# What is expected
Rewrite every line of the records below as a numbered list, skipping any blank lines.

## begin Dataset excerpts

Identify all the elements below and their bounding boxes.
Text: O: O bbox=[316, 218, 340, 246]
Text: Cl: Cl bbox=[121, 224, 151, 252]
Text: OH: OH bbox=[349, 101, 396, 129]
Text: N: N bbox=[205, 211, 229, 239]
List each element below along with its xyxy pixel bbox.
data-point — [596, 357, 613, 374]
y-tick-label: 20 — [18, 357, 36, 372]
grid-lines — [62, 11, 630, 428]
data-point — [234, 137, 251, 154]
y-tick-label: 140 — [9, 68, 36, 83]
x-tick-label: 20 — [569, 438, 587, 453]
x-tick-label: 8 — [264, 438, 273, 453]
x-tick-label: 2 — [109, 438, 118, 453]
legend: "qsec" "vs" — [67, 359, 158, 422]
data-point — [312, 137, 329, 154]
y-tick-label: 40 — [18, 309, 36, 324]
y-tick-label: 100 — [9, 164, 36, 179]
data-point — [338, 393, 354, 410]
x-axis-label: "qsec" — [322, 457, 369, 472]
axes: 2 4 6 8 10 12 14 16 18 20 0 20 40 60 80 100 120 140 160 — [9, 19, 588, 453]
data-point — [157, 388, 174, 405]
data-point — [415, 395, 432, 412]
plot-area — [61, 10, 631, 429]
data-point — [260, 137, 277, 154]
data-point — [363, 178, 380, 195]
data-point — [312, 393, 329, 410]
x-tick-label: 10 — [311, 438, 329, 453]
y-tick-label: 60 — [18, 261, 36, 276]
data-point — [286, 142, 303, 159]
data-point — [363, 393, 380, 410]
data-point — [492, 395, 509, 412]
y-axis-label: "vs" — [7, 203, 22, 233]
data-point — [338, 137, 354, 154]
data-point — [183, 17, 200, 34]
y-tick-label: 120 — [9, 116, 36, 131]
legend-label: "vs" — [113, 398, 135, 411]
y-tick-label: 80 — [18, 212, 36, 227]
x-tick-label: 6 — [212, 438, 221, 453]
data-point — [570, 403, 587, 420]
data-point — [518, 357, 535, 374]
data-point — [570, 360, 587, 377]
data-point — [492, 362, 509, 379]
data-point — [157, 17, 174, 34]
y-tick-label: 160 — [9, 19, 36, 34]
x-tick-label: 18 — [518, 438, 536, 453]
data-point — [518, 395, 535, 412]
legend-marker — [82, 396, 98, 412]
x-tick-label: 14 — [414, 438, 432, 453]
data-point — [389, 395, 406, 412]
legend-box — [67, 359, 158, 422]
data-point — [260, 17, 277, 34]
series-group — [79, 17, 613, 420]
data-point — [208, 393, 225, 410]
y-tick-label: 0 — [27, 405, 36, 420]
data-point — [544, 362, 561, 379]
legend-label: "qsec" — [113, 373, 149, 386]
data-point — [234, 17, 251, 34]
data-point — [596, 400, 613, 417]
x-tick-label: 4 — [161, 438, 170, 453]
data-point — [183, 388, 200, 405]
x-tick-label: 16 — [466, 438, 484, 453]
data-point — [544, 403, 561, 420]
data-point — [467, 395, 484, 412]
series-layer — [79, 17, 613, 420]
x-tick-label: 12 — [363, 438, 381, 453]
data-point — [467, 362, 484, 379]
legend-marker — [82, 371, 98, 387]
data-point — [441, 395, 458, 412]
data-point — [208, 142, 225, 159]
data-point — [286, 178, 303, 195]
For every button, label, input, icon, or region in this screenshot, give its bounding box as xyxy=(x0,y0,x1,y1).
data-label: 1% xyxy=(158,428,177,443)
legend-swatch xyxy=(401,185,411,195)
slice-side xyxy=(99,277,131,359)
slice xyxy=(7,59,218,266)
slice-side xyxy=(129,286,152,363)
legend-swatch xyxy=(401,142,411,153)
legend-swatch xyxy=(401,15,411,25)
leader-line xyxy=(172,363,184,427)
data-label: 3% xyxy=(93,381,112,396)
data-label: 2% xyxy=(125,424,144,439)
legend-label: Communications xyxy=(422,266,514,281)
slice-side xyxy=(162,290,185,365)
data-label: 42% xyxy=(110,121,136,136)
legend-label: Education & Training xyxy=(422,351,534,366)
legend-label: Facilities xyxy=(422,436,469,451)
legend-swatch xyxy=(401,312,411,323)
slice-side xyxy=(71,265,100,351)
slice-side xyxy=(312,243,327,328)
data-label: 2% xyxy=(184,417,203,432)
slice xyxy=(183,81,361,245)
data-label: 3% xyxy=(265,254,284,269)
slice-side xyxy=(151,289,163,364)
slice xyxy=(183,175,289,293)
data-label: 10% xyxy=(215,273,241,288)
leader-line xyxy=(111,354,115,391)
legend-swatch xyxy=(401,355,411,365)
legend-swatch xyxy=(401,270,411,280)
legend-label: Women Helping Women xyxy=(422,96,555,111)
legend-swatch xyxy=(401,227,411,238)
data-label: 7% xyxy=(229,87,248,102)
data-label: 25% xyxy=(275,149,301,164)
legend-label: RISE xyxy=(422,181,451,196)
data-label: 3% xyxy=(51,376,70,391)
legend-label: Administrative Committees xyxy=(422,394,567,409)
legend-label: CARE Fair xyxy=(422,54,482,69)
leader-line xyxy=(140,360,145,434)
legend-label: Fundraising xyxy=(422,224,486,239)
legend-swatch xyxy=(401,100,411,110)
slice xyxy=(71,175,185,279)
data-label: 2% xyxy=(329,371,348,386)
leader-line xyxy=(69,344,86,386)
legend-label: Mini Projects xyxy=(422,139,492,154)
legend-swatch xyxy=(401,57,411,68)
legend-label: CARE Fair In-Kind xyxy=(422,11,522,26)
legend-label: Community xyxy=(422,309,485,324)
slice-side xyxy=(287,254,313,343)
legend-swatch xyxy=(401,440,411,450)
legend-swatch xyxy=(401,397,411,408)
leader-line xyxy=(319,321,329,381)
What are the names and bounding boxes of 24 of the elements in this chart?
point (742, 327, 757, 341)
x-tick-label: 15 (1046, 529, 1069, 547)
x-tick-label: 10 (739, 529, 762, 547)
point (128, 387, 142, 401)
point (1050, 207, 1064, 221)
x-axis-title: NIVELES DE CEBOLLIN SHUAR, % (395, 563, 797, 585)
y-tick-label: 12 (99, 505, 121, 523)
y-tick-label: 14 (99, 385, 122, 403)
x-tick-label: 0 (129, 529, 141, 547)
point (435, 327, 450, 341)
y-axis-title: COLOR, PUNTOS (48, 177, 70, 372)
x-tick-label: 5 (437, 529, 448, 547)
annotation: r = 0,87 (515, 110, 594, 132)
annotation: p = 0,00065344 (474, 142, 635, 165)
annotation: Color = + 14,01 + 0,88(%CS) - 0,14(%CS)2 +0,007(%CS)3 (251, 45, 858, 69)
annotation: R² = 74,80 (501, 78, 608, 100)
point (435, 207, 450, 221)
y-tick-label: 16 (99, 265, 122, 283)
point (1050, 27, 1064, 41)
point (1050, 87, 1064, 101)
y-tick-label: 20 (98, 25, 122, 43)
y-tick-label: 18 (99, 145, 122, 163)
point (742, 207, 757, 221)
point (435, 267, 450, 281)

## end Dataset excerpts

# Problem solution
1. Identify all the elements below and their bounding boxes.
2. Text: O: O bbox=[316, 218, 340, 246]
3. Text: Cl: Cl bbox=[121, 224, 151, 252]
4. Text: OH: OH bbox=[349, 101, 396, 129]
5. Text: N: N bbox=[205, 211, 229, 239]
6. List each element below along with its xyxy pixel bbox.
7. data-point — [596, 357, 613, 374]
8. y-tick-label: 20 — [18, 357, 36, 372]
9. grid-lines — [62, 11, 630, 428]
10. data-point — [234, 137, 251, 154]
11. y-tick-label: 140 — [9, 68, 36, 83]
12. x-tick-label: 20 — [569, 438, 587, 453]
13. x-tick-label: 8 — [264, 438, 273, 453]
14. x-tick-label: 2 — [109, 438, 118, 453]
15. legend: "qsec" "vs" — [67, 359, 158, 422]
16. data-point — [312, 137, 329, 154]
17. y-tick-label: 40 — [18, 309, 36, 324]
18. y-tick-label: 100 — [9, 164, 36, 179]
19. data-point — [338, 393, 354, 410]
20. x-axis-label: "qsec" — [322, 457, 369, 472]
21. axes: 2 4 6 8 10 12 14 16 18 20 0 20 40 60 80 100 120 140 160 — [9, 19, 588, 453]
22. data-point — [157, 388, 174, 405]
23. data-point — [415, 395, 432, 412]
24. plot-area — [61, 10, 631, 429]
25. data-point — [260, 137, 277, 154]
26. data-point — [363, 178, 380, 195]
27. data-point — [312, 393, 329, 410]
28. x-tick-label: 10 — [311, 438, 329, 453]
29. y-tick-label: 60 — [18, 261, 36, 276]
30. data-point — [286, 142, 303, 159]
31. data-point — [363, 393, 380, 410]
32. data-point — [492, 395, 509, 412]
33. y-axis-label: "vs" — [7, 203, 22, 233]
34. data-point — [338, 137, 354, 154]
35. data-point — [183, 17, 200, 34]
36. y-tick-label: 120 — [9, 116, 36, 131]
37. legend-label: "vs" — [113, 398, 135, 411]
38. y-tick-label: 80 — [18, 212, 36, 227]
39. x-tick-label: 6 — [212, 438, 221, 453]
40. data-point — [570, 403, 587, 420]
41. data-point — [518, 357, 535, 374]
42. data-point — [570, 360, 587, 377]
43. data-point — [492, 362, 509, 379]
44. data-point — [157, 17, 174, 34]
45. y-tick-label: 160 — [9, 19, 36, 34]
46. x-tick-label: 18 — [518, 438, 536, 453]
47. data-point — [518, 395, 535, 412]
48. legend-marker — [82, 396, 98, 412]
49. x-tick-label: 14 — [414, 438, 432, 453]
50. data-point — [389, 395, 406, 412]
51. legend-box — [67, 359, 158, 422]
52. data-point — [260, 17, 277, 34]
53. series-group — [79, 17, 613, 420]
54. data-point — [208, 393, 225, 410]
55. y-tick-label: 0 — [27, 405, 36, 420]
56. data-point — [544, 362, 561, 379]
57. legend-label: "qsec" — [113, 373, 149, 386]
58. data-point — [234, 17, 251, 34]
59. data-point — [596, 400, 613, 417]
60. x-tick-label: 4 — [161, 438, 170, 453]
61. data-point — [183, 388, 200, 405]
62. x-tick-label: 16 — [466, 438, 484, 453]
63. data-point — [544, 403, 561, 420]
64. data-point — [467, 395, 484, 412]
65. series-layer — [79, 17, 613, 420]
66. x-tick-label: 12 — [363, 438, 381, 453]
67. data-point — [467, 362, 484, 379]
68. legend-marker — [82, 371, 98, 387]
69. data-point — [441, 395, 458, 412]
70. data-point — [208, 142, 225, 159]
71. data-point — [286, 178, 303, 195]
72. For every button, label, input, icon, or region in this screenshot, give its bounding box as xyxy=(x0,y0,x1,y1).
73. data-label: 1% xyxy=(158,428,177,443)
74. legend-swatch xyxy=(401,185,411,195)
75. slice-side xyxy=(99,277,131,359)
76. slice xyxy=(7,59,218,266)
77. slice-side xyxy=(129,286,152,363)
78. legend-swatch xyxy=(401,142,411,153)
79. legend-swatch xyxy=(401,15,411,25)
80. leader-line xyxy=(172,363,184,427)
81. data-label: 3% xyxy=(93,381,112,396)
82. data-label: 2% xyxy=(125,424,144,439)
83. legend-label: Communications xyxy=(422,266,514,281)
84. slice-side xyxy=(162,290,185,365)
85. data-label: 42% xyxy=(110,121,136,136)
86. legend-label: Education & Training xyxy=(422,351,534,366)
87. legend-label: Facilities xyxy=(422,436,469,451)
88. legend-swatch xyxy=(401,312,411,323)
89. slice-side xyxy=(71,265,100,351)
90. slice-side xyxy=(312,243,327,328)
91. data-label: 2% xyxy=(184,417,203,432)
92. slice xyxy=(183,81,361,245)
93. data-label: 3% xyxy=(265,254,284,269)
94. slice-side xyxy=(151,289,163,364)
95. slice xyxy=(183,175,289,293)
96. data-label: 10% xyxy=(215,273,241,288)
97. leader-line xyxy=(111,354,115,391)
98. legend-swatch xyxy=(401,355,411,365)
99. legend-swatch xyxy=(401,270,411,280)
100. legend-label: Women Helping Women xyxy=(422,96,555,111)
101. legend-swatch xyxy=(401,227,411,238)
102. data-label: 7% xyxy=(229,87,248,102)
103. data-label: 25% xyxy=(275,149,301,164)
104. legend-label: RISE xyxy=(422,181,451,196)
105. data-label: 3% xyxy=(51,376,70,391)
106. legend-label: Administrative Committees xyxy=(422,394,567,409)
107. legend-label: CARE Fair xyxy=(422,54,482,69)
108. leader-line xyxy=(140,360,145,434)
109. legend-label: Fundraising xyxy=(422,224,486,239)
110. legend-swatch xyxy=(401,100,411,110)
111. slice xyxy=(71,175,185,279)
112. data-label: 2% xyxy=(329,371,348,386)
113. leader-line xyxy=(69,344,86,386)
114. legend-label: Mini Projects xyxy=(422,139,492,154)
115. legend-swatch xyxy=(401,57,411,68)
116. legend-label: CARE Fair In-Kind xyxy=(422,11,522,26)
117. legend-label: Community xyxy=(422,309,485,324)
118. slice-side xyxy=(287,254,313,343)
119. legend-swatch xyxy=(401,440,411,450)
120. legend-swatch xyxy=(401,397,411,408)
121. leader-line xyxy=(319,321,329,381)
122. What are the names and bounding boxes of 24 of the elements in this chart?
123. point (742, 327, 757, 341)
124. x-tick-label: 15 (1046, 529, 1069, 547)
125. x-tick-label: 10 (739, 529, 762, 547)
126. point (128, 387, 142, 401)
127. point (1050, 207, 1064, 221)
128. x-axis-title: NIVELES DE CEBOLLIN SHUAR, % (395, 563, 797, 585)
129. y-tick-label: 12 (99, 505, 121, 523)
130. y-tick-label: 14 (99, 385, 122, 403)
131. x-tick-label: 0 (129, 529, 141, 547)
132. point (435, 327, 450, 341)
133. y-axis-title: COLOR, PUNTOS (48, 177, 70, 372)
134. x-tick-label: 5 (437, 529, 448, 547)
135. annotation: r = 0,87 (515, 110, 594, 132)
136. annotation: p = 0,00065344 (474, 142, 635, 165)
137. annotation: Color = + 14,01 + 0,88(%CS) - 0,14(%CS)2 +0,007(%CS)3 (251, 45, 858, 69)
138. annotation: R² = 74,80 (501, 78, 608, 100)
139. point (435, 207, 450, 221)
140. y-tick-label: 16 (99, 265, 122, 283)
141. point (1050, 27, 1064, 41)
142. point (1050, 87, 1064, 101)
143. y-tick-label: 20 (98, 25, 122, 43)
144. y-tick-label: 18 (99, 145, 122, 163)
145. point (742, 207, 757, 221)
146. point (435, 267, 450, 281)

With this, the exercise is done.